• [Set task]
Below is a listing; reproduce each line of it exactly.

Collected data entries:
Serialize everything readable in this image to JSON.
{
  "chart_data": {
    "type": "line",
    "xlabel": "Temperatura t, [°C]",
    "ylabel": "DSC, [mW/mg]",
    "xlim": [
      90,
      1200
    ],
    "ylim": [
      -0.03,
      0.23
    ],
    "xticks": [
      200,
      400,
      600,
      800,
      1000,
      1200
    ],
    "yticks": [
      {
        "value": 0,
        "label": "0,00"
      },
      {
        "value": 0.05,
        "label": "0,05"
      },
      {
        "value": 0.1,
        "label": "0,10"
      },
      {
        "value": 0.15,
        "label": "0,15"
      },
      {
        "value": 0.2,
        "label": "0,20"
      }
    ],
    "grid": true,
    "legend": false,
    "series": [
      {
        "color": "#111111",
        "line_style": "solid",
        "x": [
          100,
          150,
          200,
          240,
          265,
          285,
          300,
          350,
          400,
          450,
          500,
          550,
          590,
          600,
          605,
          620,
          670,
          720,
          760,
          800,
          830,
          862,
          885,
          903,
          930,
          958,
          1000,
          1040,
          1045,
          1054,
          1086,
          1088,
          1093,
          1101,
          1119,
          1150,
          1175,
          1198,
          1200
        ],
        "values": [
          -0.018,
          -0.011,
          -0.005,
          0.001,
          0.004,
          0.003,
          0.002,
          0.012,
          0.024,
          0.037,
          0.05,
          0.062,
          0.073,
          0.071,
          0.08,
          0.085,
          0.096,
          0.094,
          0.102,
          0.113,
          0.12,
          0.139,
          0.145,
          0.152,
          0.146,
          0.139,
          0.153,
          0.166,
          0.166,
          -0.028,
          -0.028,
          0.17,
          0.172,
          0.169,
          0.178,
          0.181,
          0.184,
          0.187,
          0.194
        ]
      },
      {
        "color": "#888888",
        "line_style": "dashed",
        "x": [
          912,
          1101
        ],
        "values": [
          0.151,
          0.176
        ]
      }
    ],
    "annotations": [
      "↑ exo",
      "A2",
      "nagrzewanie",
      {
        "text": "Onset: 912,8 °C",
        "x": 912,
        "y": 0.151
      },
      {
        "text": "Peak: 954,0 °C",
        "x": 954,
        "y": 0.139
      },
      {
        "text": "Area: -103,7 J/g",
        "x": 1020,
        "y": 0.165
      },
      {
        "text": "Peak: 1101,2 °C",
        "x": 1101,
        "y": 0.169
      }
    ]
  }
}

• [Output for this exercise]
Serialize everything readable in this image to JSON.
{
  "chart_data": {
    "type": "line",
    "xlabel": "Temperatura t, [°C]",
    "ylabel": "DSC, [mW/mg]",
    "xlim": [
      90,
      1200
    ],
    "ylim": [
      -0.03,
      0.23
    ],
    "xticks": [
      200,
      400,
      600,
      800,
      1000,
      1200
    ],
    "yticks": [
      {
        "value": 0,
        "label": "0,00"
      },
      {
        "value": 0.05,
        "label": "0,05"
      },
      {
        "value": 0.1,
        "label": "0,10"
      },
      {
        "value": 0.15,
        "label": "0,15"
      },
      {
        "value": 0.2,
        "label": "0,20"
      }
    ],
    "grid": true,
    "legend": false,
    "series": [
      {
        "color": "#111111",
        "line_style": "solid",
        "x": [
          100,
          150,
          200,
          240,
          265,
          285,
          300,
          350,
          400,
          450,
          500,
          550,
          590,
          600,
          605,
          620,
          670,
          720,
          760,
          800,
          830,
          862,
          885,
          903,
          930,
          958,
          1000,
          1040,
          1045,
          1054,
          1086,
          1088,
          1093,
          1101,
          1119,
          1150,
          1175,
          1198,
          1200
        ],
        "values": [
          -0.018,
          -0.011,
          -0.005,
          0.001,
          0.004,
          0.003,
          0.002,
          0.012,
          0.024,
          0.037,
          0.05,
          0.062,
          0.073,
          0.071,
          0.08,
          0.085,
          0.096,
          0.094,
          0.102,
          0.113,
          0.12,
          0.139,
          0.145,
          0.152,
          0.146,
          0.139,
          0.153,
          0.166,
          0.166,
          -0.028,
          -0.028,
          0.17,
          0.172,
          0.169,
          0.178,
          0.181,
          0.184,
          0.187,
          0.194
        ]
      },
      {
        "color": "#888888",
        "line_style": "dashed",
        "x": [
          912,
          1101
        ],
        "values": [
          0.151,
          0.176
        ]
      }
    ],
    "annotations": [
      "↑ exo",
      "A2",
      "nagrzewanie",
      {
        "text": "Onset: 912,8 °C",
        "x": 912,
        "y": 0.151
      },
      {
        "text": "Peak: 954,0 °C",
        "x": 954,
        "y": 0.139
      },
      {
        "text": "Area: -103,7 J/g",
        "x": 1020,
        "y": 0.165
      },
      {
        "text": "Peak: 1101,2 °C",
        "x": 1101,
        "y": 0.169
      }
    ]
  }
}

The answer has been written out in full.